▸ WHAT YOU HAVE TO DO
Copy all of the material below exactly.

[Excerpts from a figure dataset]
— begin —
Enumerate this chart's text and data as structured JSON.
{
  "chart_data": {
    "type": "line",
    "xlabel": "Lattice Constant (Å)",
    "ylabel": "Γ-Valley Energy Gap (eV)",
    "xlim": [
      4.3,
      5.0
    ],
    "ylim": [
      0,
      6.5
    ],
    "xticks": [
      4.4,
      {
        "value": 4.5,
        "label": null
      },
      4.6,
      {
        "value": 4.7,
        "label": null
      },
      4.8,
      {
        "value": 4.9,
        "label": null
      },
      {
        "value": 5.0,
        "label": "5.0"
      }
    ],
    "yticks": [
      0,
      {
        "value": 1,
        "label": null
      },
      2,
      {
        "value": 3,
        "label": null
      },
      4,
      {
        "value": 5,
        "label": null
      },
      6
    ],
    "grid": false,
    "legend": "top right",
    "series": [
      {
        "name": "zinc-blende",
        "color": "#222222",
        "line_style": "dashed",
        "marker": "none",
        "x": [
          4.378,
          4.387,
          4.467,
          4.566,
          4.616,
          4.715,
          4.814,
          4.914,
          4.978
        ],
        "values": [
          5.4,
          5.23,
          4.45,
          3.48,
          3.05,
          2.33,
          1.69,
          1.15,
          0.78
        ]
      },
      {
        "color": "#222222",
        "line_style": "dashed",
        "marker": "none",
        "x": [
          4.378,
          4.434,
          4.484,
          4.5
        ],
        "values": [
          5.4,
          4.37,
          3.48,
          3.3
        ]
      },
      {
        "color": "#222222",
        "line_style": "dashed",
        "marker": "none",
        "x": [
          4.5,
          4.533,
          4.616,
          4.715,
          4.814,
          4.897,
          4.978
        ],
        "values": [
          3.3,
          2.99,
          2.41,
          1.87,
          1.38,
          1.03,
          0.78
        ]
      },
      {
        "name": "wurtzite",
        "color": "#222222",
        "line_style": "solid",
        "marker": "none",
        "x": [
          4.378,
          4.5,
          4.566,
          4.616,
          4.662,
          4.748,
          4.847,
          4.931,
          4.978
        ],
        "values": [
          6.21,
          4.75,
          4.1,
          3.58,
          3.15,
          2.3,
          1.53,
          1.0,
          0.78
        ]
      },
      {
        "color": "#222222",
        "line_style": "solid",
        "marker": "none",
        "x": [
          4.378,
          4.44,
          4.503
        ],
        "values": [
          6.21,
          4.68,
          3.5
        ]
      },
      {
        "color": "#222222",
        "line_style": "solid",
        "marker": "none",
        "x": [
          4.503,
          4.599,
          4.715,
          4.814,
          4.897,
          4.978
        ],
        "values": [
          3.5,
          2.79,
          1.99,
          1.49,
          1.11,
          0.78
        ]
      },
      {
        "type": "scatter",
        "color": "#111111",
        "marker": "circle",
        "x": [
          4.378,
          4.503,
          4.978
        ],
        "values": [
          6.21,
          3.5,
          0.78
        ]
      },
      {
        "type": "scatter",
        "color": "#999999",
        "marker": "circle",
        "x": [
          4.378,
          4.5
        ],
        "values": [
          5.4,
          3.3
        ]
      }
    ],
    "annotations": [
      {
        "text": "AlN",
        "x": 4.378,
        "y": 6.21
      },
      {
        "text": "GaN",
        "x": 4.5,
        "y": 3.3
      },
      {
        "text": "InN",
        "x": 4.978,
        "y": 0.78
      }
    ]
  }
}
— end —
▸ COMPLETED TASK
Enumerate this chart's text and data as structured JSON.
{
  "chart_data": {
    "type": "line",
    "xlabel": "Lattice Constant (Å)",
    "ylabel": "Γ-Valley Energy Gap (eV)",
    "xlim": [
      4.3,
      5.0
    ],
    "ylim": [
      0,
      6.5
    ],
    "xticks": [
      4.4,
      {
        "value": 4.5,
        "label": null
      },
      4.6,
      {
        "value": 4.7,
        "label": null
      },
      4.8,
      {
        "value": 4.9,
        "label": null
      },
      {
        "value": 5.0,
        "label": "5.0"
      }
    ],
    "yticks": [
      0,
      {
        "value": 1,
        "label": null
      },
      2,
      {
        "value": 3,
        "label": null
      },
      4,
      {
        "value": 5,
        "label": null
      },
      6
    ],
    "grid": false,
    "legend": "top right",
    "series": [
      {
        "name": "zinc-blende",
        "color": "#222222",
        "line_style": "dashed",
        "marker": "none",
        "x": [
          4.378,
          4.387,
          4.467,
          4.566,
          4.616,
          4.715,
          4.814,
          4.914,
          4.978
        ],
        "values": [
          5.4,
          5.23,
          4.45,
          3.48,
          3.05,
          2.33,
          1.69,
          1.15,
          0.78
        ]
      },
      {
        "color": "#222222",
        "line_style": "dashed",
        "marker": "none",
        "x": [
          4.378,
          4.434,
          4.484,
          4.5
        ],
        "values": [
          5.4,
          4.37,
          3.48,
          3.3
        ]
      },
      {
        "color": "#222222",
        "line_style": "dashed",
        "marker": "none",
        "x": [
          4.5,
          4.533,
          4.616,
          4.715,
          4.814,
          4.897,
          4.978
        ],
        "values": [
          3.3,
          2.99,
          2.41,
          1.87,
          1.38,
          1.03,
          0.78
        ]
      },
      {
        "name": "wurtzite",
        "color": "#222222",
        "line_style": "solid",
        "marker": "none",
        "x": [
          4.378,
          4.5,
          4.566,
          4.616,
          4.662,
          4.748,
          4.847,
          4.931,
          4.978
        ],
        "values": [
          6.21,
          4.75,
          4.1,
          3.58,
          3.15,
          2.3,
          1.53,
          1.0,
          0.78
        ]
      },
      {
        "color": "#222222",
        "line_style": "solid",
        "marker": "none",
        "x": [
          4.378,
          4.44,
          4.503
        ],
        "values": [
          6.21,
          4.68,
          3.5
        ]
      },
      {
        "color": "#222222",
        "line_style": "solid",
        "marker": "none",
        "x": [
          4.503,
          4.599,
          4.715,
          4.814,
          4.897,
          4.978
        ],
        "values": [
          3.5,
          2.79,
          1.99,
          1.49,
          1.11,
          0.78
        ]
      },
      {
        "type": "scatter",
        "color": "#111111",
        "marker": "circle",
        "x": [
          4.378,
          4.503,
          4.978
        ],
        "values": [
          6.21,
          3.5,
          0.78
        ]
      },
      {
        "type": "scatter",
        "color": "#999999",
        "marker": "circle",
        "x": [
          4.378,
          4.5
        ],
        "values": [
          5.4,
          3.3
        ]
      }
    ],
    "annotations": [
      {
        "text": "AlN",
        "x": 4.378,
        "y": 6.21
      },
      {
        "text": "GaN",
        "x": 4.5,
        "y": 3.3
      },
      {
        "text": "InN",
        "x": 4.978,
        "y": 0.78
      }
    ]
  }
}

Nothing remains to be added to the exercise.